[Stored records]
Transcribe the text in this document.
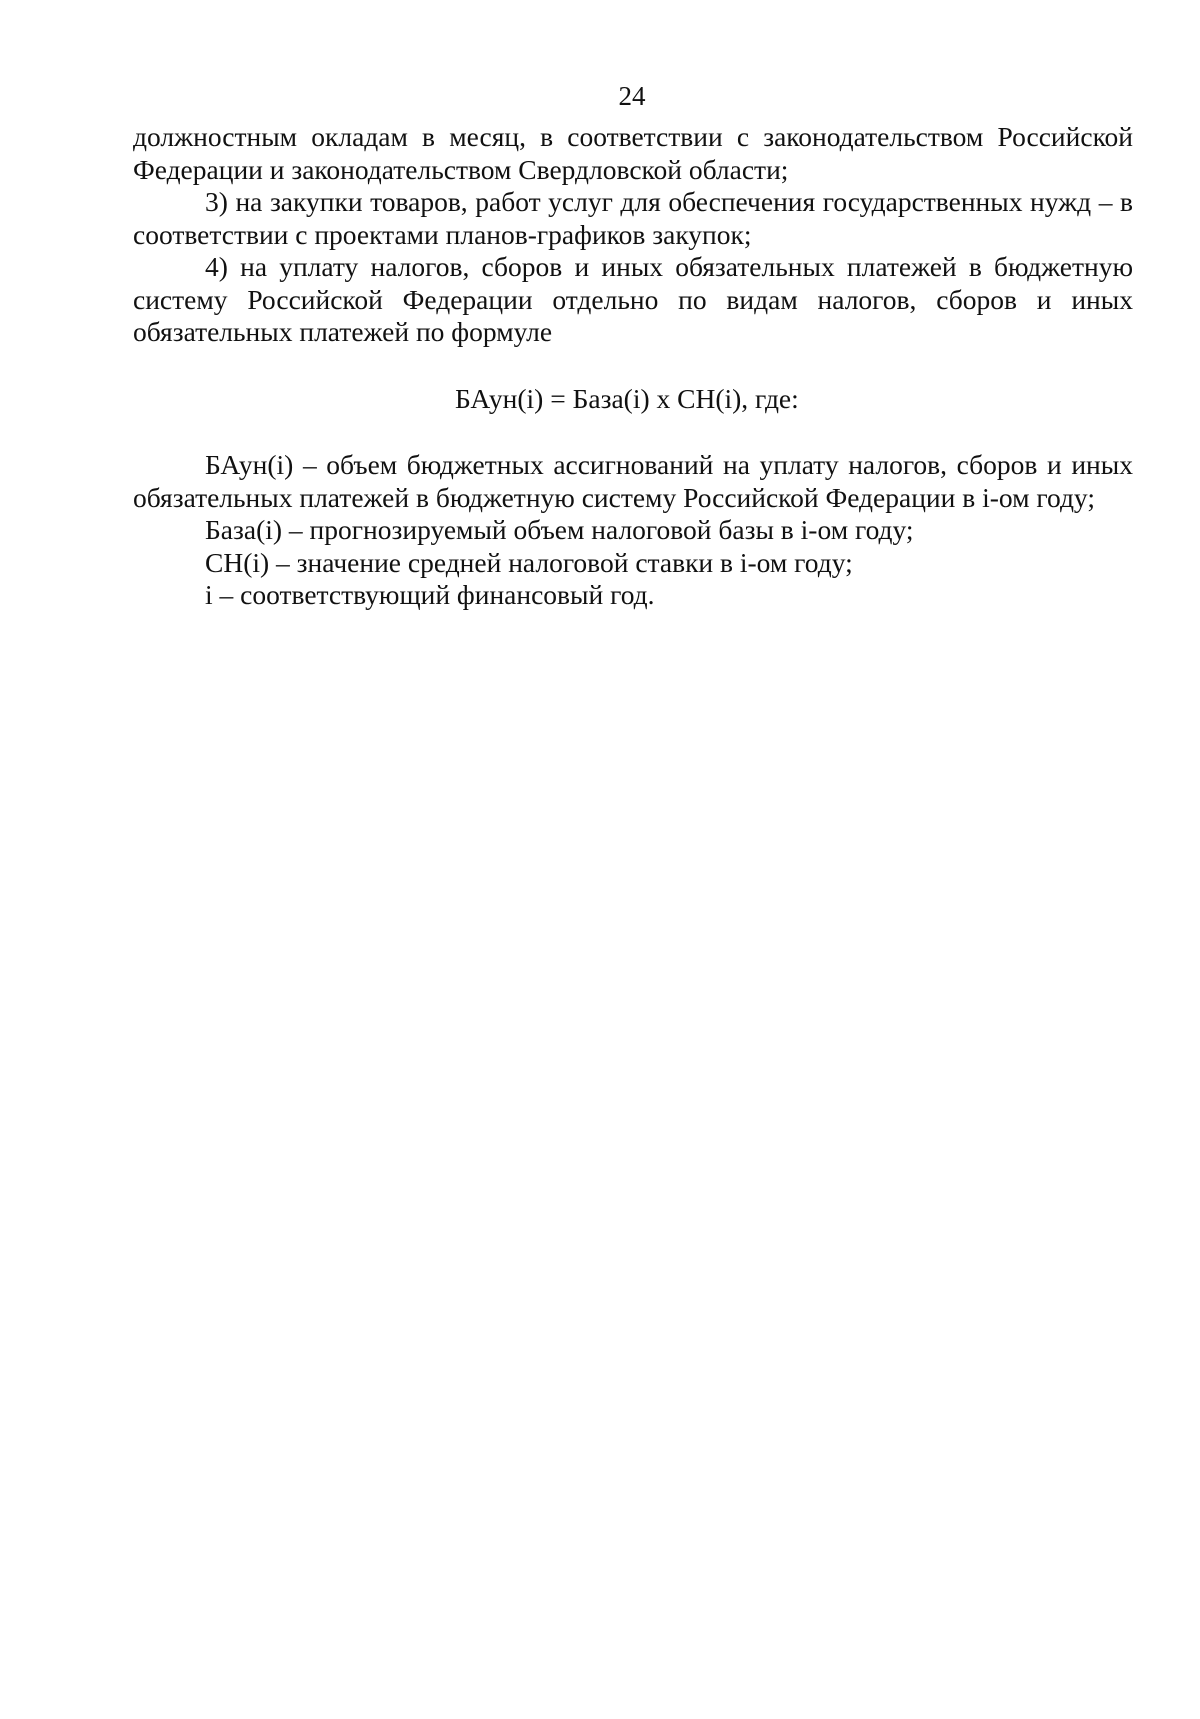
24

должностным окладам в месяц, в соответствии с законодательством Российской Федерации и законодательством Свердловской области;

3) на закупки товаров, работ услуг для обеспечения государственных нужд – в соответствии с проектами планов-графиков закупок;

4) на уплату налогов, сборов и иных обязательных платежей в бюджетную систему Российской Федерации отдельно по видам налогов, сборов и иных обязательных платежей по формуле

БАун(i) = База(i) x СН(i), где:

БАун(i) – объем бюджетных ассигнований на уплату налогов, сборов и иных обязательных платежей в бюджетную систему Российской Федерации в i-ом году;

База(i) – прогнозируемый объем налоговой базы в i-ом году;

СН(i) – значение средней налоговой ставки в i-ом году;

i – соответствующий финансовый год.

▸ **WHAT TO DO**:
Output all of the data exactly as it stands, minus any images.

▸ **ANSWER BELOW**:
Transcribe the text in this document.
24

должностным окладам в месяц, в соответствии с законодательством Российской Федерации и законодательством Свердловской области;

3) на закупки товаров, работ услуг для обеспечения государственных нужд – в соответствии с проектами планов-графиков закупок;

4) на уплату налогов, сборов и иных обязательных платежей в бюджетную систему Российской Федерации отдельно по видам налогов, сборов и иных обязательных платежей по формуле

БАун(i) = База(i) x СН(i), где:

БАун(i) – объем бюджетных ассигнований на уплату налогов, сборов и иных обязательных платежей в бюджетную систему Российской Федерации в i-ом году;

База(i) – прогнозируемый объем налоговой базы в i-ом году;

СН(i) – значение средней налоговой ставки в i-ом году;

i – соответствующий финансовый год.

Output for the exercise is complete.